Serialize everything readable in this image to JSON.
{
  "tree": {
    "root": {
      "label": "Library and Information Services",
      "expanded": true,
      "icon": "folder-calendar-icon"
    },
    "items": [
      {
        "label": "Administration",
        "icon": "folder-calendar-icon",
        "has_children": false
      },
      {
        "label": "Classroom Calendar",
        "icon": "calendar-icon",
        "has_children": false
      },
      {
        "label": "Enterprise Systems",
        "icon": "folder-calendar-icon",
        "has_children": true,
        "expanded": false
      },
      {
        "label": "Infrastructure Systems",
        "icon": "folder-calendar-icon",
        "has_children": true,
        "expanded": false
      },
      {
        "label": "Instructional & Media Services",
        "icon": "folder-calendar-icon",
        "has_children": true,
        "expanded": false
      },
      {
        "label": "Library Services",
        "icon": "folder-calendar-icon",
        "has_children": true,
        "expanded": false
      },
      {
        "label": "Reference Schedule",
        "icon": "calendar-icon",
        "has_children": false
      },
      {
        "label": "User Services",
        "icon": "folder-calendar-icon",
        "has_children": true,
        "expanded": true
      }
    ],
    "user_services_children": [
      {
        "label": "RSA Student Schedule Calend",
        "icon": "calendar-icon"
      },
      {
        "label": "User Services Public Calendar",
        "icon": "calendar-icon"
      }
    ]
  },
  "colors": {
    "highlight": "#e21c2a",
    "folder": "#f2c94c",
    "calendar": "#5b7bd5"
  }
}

══════

__WHAT YOU ARE ASKED TO DO__
Please reproduce each record precisely as written.

__RESULT FOR THIS TASK__
Serialize everything readable in this image to JSON.
{
  "tree": {
    "root": {
      "label": "Library and Information Services",
      "expanded": true,
      "icon": "folder-calendar-icon"
    },
    "items": [
      {
        "label": "Administration",
        "icon": "folder-calendar-icon",
        "has_children": false
      },
      {
        "label": "Classroom Calendar",
        "icon": "calendar-icon",
        "has_children": false
      },
      {
        "label": "Enterprise Systems",
        "icon": "folder-calendar-icon",
        "has_children": true,
        "expanded": false
      },
      {
        "label": "Infrastructure Systems",
        "icon": "folder-calendar-icon",
        "has_children": true,
        "expanded": false
      },
      {
        "label": "Instructional & Media Services",
        "icon": "folder-calendar-icon",
        "has_children": true,
        "expanded": false
      },
      {
        "label": "Library Services",
        "icon": "folder-calendar-icon",
        "has_children": true,
        "expanded": false
      },
      {
        "label": "Reference Schedule",
        "icon": "calendar-icon",
        "has_children": false
      },
      {
        "label": "User Services",
        "icon": "folder-calendar-icon",
        "has_children": true,
        "expanded": true
      }
    ],
    "user_services_children": [
      {
        "label": "RSA Student Schedule Calend",
        "icon": "calendar-icon"
      },
      {
        "label": "User Services Public Calendar",
        "icon": "calendar-icon"
      }
    ]
  },
  "colors": {
    "highlight": "#e21c2a",
    "folder": "#f2c94c",
    "calendar": "#5b7bd5"
  }
}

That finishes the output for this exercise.